Supplied information -

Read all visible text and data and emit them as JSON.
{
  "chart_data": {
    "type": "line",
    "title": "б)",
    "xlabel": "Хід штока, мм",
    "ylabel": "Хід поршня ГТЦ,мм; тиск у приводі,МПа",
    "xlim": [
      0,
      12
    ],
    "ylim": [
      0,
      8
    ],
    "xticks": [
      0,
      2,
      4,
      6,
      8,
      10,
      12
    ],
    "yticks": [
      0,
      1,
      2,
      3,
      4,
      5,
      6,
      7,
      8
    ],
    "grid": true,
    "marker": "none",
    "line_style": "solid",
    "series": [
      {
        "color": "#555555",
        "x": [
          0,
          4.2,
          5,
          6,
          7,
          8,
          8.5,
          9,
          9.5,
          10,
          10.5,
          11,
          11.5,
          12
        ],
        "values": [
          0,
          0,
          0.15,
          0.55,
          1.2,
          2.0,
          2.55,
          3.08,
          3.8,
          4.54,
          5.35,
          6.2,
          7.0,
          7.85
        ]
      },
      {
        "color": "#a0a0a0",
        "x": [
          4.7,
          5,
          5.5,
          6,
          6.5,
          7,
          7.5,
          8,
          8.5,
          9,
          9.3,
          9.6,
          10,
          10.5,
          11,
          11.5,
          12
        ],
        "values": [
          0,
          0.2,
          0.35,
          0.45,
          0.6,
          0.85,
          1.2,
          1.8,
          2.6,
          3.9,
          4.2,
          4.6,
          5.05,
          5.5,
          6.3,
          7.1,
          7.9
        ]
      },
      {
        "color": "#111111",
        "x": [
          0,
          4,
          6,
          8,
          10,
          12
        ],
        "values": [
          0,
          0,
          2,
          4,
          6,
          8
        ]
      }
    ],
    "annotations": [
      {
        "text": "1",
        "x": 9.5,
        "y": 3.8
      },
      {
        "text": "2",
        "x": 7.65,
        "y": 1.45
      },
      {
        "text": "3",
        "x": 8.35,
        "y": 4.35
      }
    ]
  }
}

---

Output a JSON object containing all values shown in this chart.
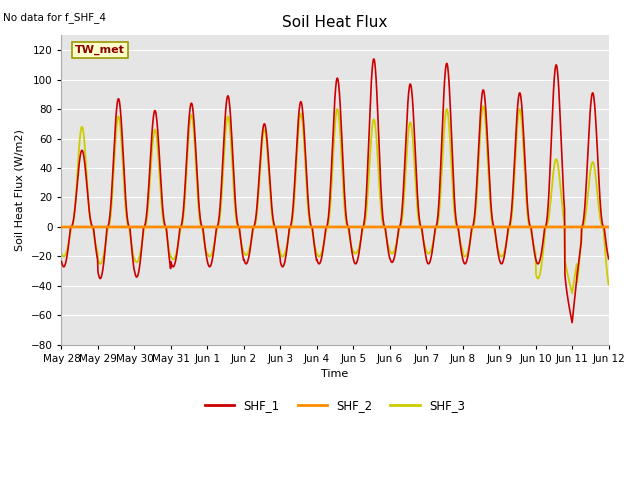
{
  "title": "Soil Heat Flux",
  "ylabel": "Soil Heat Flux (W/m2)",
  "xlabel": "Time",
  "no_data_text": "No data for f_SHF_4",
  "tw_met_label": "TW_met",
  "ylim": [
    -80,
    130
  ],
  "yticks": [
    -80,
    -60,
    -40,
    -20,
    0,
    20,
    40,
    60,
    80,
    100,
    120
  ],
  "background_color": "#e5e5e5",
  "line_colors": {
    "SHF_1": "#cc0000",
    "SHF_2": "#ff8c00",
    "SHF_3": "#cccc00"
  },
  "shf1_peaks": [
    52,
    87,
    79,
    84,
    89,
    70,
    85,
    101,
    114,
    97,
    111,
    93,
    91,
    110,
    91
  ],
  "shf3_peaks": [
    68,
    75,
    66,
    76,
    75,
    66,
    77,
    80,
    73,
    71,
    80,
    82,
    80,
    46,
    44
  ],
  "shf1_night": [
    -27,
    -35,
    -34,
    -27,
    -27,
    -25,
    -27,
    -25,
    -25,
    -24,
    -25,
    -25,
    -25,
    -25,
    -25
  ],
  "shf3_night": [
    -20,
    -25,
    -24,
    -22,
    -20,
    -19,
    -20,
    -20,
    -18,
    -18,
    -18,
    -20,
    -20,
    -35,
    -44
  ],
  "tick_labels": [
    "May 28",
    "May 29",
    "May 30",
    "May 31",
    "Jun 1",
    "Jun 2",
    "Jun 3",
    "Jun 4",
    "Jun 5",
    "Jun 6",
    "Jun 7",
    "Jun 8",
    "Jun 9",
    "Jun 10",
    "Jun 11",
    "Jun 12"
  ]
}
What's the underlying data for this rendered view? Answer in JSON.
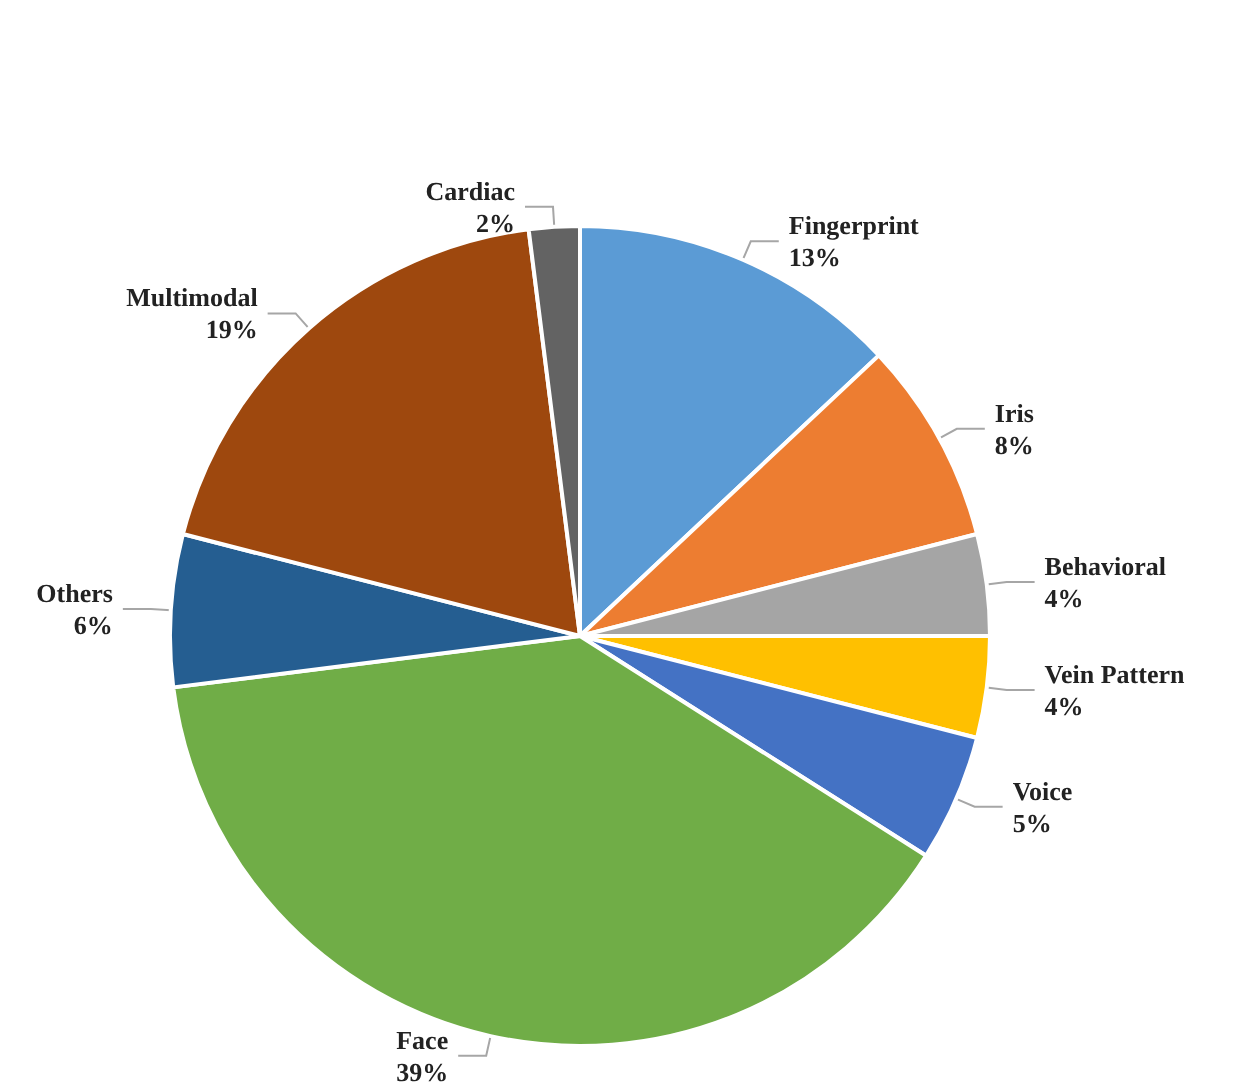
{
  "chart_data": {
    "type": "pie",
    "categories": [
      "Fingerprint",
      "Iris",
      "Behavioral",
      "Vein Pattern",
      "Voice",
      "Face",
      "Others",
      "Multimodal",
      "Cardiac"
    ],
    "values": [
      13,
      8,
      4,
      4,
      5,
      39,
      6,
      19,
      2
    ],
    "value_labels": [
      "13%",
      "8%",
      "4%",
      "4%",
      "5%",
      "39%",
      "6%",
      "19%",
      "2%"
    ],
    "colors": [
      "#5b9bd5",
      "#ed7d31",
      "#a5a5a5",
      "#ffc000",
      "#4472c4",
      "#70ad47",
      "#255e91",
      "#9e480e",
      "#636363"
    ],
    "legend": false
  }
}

---

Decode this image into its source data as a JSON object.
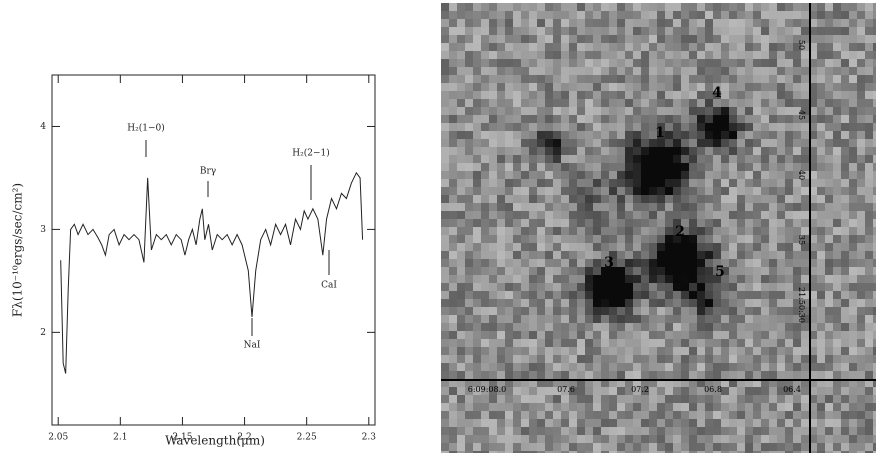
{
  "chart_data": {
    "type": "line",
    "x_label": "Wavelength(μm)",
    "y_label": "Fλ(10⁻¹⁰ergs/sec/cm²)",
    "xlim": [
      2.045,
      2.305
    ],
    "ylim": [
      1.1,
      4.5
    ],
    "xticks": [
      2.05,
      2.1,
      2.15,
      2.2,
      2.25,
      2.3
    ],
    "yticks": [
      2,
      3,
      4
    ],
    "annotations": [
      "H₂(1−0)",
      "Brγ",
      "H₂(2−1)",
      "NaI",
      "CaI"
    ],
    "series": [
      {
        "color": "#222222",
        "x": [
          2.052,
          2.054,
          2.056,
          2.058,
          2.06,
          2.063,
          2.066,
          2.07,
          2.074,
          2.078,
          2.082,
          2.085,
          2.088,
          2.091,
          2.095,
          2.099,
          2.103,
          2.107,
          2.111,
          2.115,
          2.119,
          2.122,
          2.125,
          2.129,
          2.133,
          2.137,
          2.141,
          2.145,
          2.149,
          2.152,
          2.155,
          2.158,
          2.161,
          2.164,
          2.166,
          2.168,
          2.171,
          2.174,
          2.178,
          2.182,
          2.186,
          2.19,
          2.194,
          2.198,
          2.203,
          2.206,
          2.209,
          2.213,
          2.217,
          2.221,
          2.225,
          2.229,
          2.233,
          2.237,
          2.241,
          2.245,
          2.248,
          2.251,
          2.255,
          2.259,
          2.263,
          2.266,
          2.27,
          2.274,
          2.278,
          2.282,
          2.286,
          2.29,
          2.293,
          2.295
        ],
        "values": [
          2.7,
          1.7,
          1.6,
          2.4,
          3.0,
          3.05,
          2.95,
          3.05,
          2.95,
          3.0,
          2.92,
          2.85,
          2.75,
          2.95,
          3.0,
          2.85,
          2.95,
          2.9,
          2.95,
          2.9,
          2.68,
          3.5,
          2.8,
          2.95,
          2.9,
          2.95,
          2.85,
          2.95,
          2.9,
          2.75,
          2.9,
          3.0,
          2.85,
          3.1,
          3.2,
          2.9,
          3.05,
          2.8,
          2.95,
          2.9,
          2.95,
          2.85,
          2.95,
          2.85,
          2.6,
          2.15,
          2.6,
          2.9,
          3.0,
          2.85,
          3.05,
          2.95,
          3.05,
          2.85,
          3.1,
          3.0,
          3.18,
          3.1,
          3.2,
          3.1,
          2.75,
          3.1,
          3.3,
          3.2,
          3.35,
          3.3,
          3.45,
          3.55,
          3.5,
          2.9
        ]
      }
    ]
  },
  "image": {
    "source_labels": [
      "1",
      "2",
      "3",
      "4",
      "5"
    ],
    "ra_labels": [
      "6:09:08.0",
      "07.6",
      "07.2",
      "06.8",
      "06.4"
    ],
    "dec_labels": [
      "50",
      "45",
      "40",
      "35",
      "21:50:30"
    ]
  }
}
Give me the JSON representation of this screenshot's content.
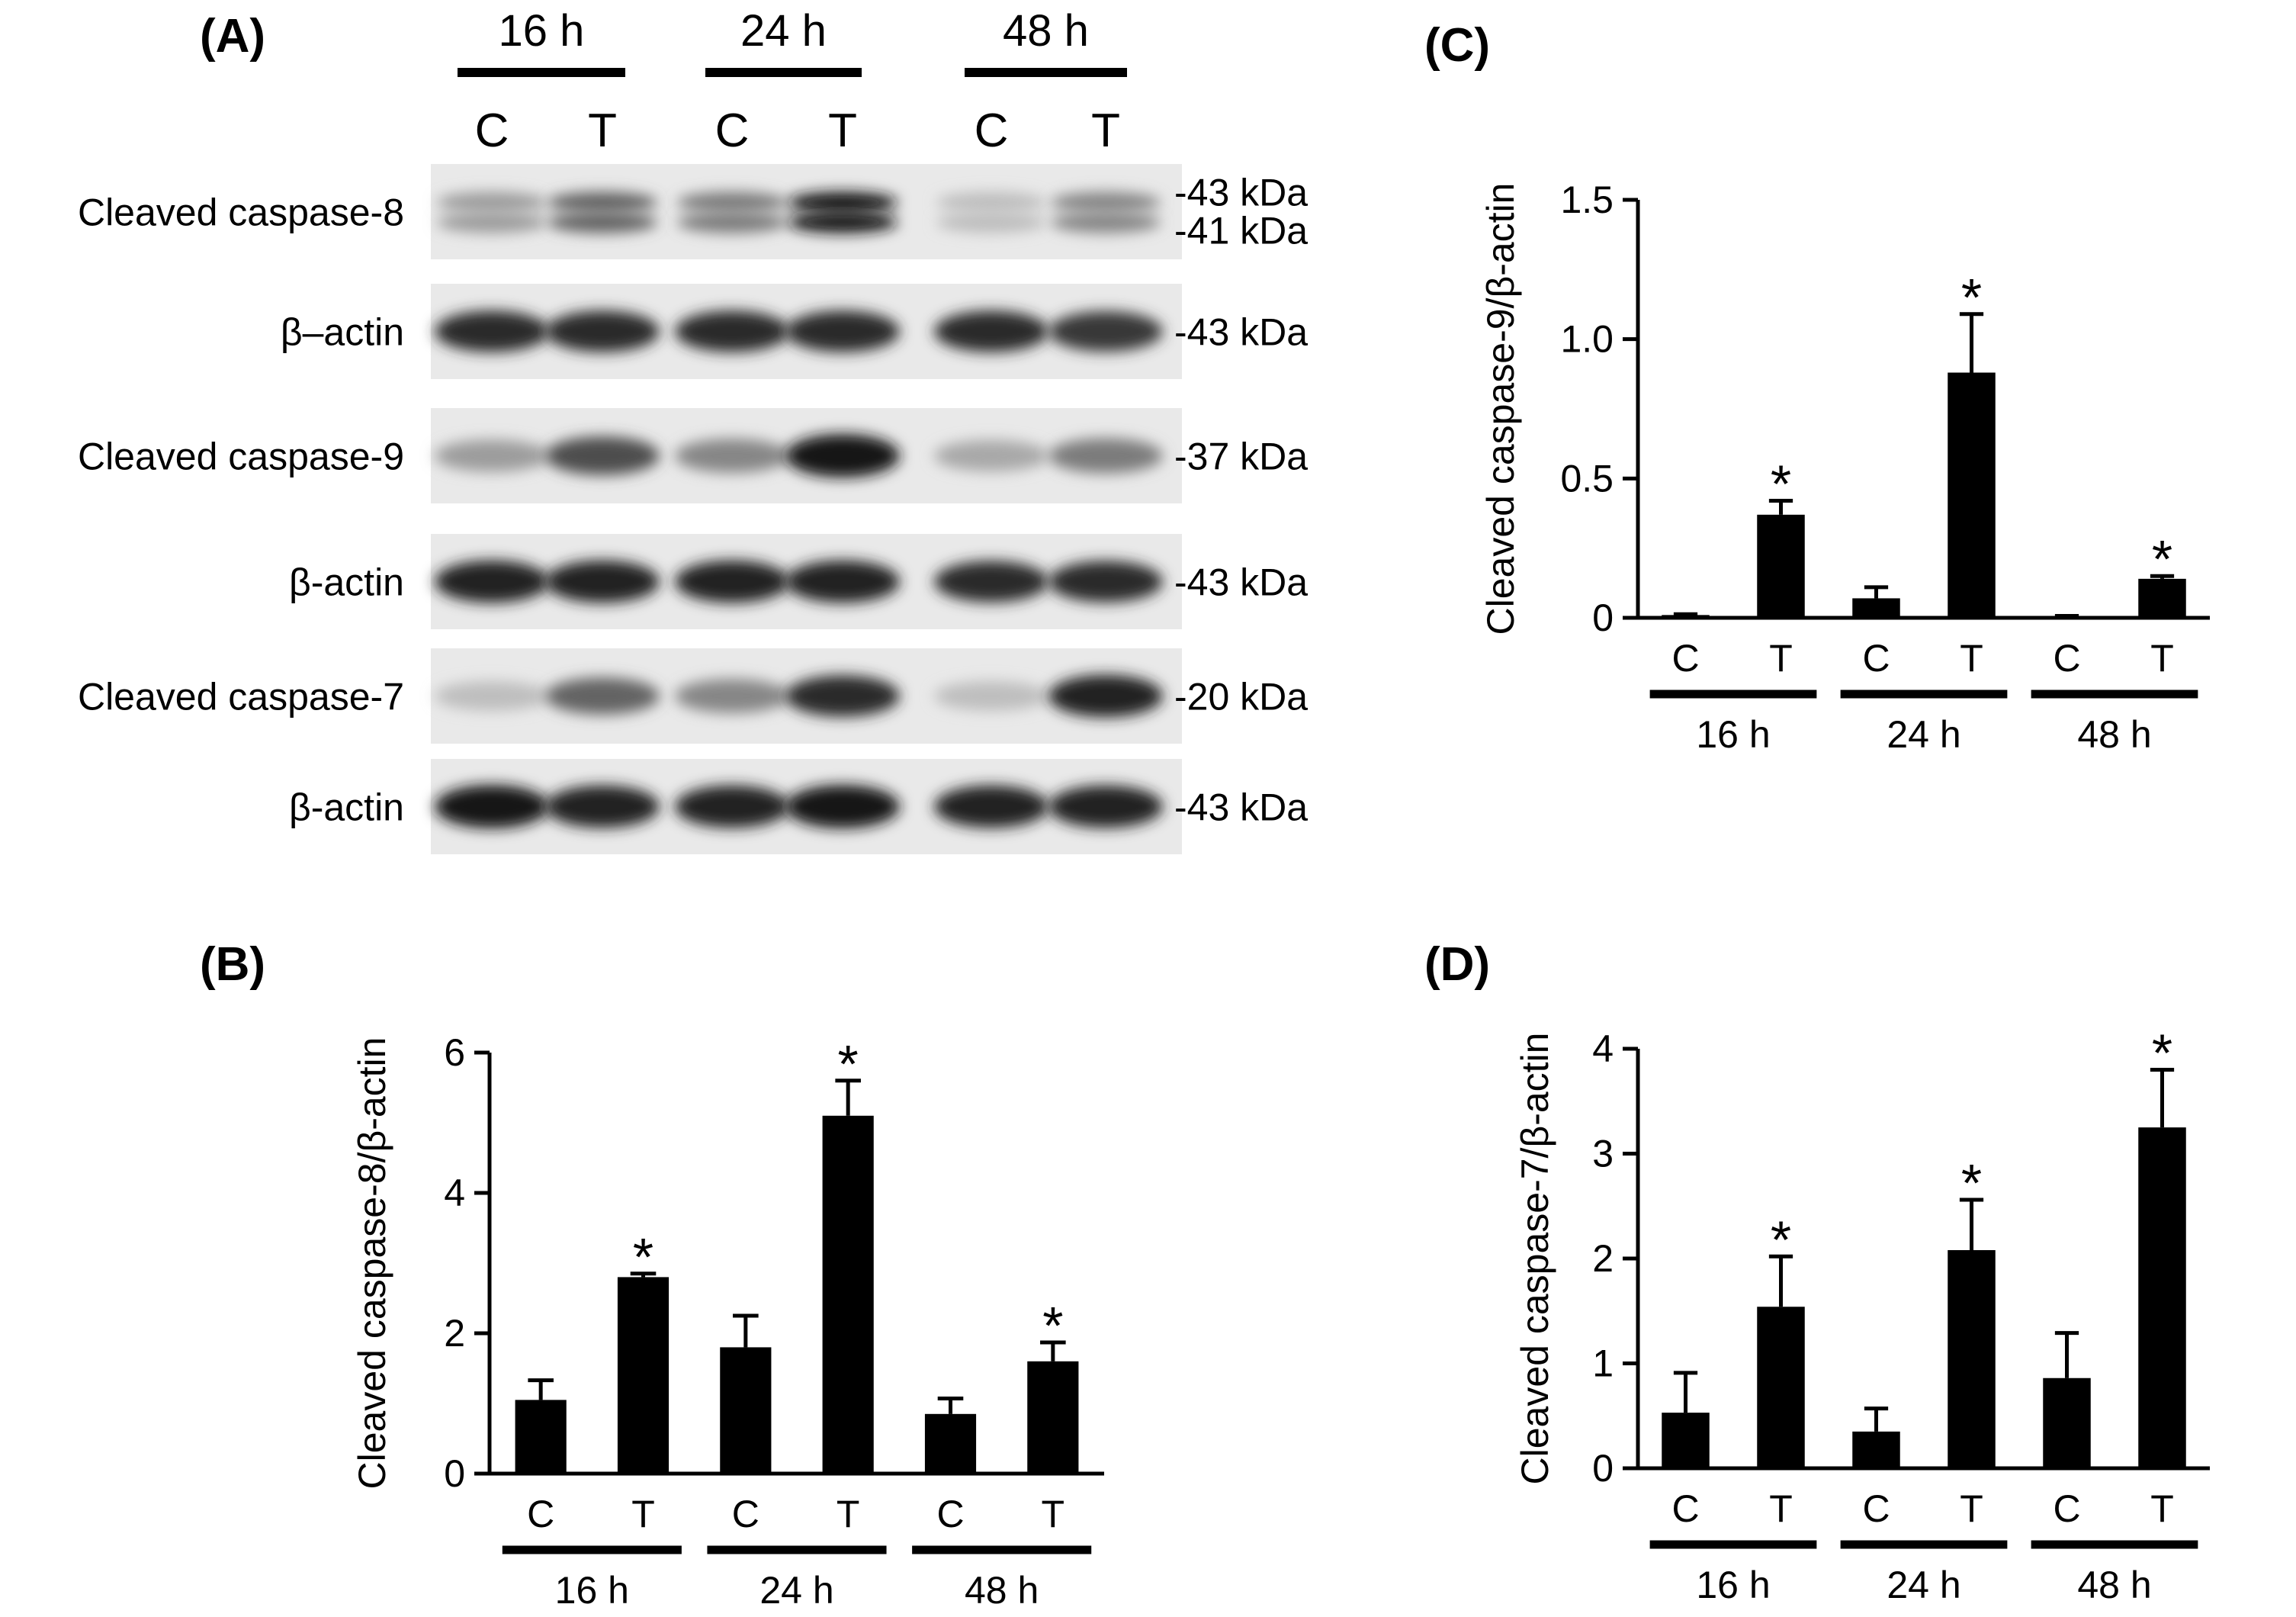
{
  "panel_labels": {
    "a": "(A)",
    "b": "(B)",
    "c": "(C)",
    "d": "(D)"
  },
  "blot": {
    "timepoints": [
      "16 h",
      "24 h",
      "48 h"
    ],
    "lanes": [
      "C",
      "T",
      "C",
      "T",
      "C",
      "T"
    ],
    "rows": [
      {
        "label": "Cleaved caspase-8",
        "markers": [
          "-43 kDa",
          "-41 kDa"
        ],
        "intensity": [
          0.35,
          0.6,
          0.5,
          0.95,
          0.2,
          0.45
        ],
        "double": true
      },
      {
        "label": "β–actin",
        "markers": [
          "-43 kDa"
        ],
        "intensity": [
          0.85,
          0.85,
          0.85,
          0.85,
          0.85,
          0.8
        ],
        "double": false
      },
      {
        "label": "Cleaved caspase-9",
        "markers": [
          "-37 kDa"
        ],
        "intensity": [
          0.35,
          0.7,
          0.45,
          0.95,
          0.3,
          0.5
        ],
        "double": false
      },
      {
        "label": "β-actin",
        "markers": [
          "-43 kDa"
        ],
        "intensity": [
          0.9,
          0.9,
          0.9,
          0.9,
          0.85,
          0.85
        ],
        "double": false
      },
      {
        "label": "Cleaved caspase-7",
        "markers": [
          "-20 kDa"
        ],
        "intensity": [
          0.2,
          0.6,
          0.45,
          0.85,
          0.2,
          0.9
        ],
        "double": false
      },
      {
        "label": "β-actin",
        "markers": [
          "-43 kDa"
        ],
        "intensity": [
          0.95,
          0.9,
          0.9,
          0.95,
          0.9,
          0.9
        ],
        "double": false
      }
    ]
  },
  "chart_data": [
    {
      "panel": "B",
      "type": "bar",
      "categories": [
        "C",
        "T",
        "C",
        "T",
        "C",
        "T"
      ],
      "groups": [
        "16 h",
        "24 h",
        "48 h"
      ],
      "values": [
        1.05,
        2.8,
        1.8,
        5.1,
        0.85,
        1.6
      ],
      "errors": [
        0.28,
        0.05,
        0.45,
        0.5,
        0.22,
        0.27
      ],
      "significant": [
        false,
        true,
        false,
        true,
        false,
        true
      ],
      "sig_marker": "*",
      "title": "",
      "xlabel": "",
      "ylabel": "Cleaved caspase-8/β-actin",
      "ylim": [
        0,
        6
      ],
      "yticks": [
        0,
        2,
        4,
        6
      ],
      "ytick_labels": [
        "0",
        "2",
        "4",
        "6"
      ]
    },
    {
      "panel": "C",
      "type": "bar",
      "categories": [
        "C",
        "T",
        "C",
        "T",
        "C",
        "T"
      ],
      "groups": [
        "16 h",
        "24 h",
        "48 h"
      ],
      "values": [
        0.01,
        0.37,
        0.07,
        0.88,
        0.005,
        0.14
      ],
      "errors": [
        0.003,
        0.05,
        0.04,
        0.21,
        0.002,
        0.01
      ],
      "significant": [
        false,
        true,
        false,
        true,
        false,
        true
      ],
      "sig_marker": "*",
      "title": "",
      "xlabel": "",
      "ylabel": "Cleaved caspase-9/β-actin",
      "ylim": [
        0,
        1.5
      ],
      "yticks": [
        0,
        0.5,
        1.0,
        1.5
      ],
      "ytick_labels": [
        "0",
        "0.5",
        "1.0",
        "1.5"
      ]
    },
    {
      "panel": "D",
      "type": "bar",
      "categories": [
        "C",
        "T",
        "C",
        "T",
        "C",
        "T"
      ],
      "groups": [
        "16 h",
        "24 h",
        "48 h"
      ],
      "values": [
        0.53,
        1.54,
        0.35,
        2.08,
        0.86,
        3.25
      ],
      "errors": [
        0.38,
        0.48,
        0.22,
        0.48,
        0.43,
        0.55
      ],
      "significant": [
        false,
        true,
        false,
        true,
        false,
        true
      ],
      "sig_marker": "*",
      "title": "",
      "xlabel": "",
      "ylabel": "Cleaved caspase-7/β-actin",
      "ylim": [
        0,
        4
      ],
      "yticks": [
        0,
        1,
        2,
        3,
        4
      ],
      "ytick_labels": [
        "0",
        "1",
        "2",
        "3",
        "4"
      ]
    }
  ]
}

Written task - Reproduce each line from the records that contains the word "Flux".

Finished answer -
  "title": "Soil Heat Flux",
  "ylabel": "Soil Heat Flux (W/m2)",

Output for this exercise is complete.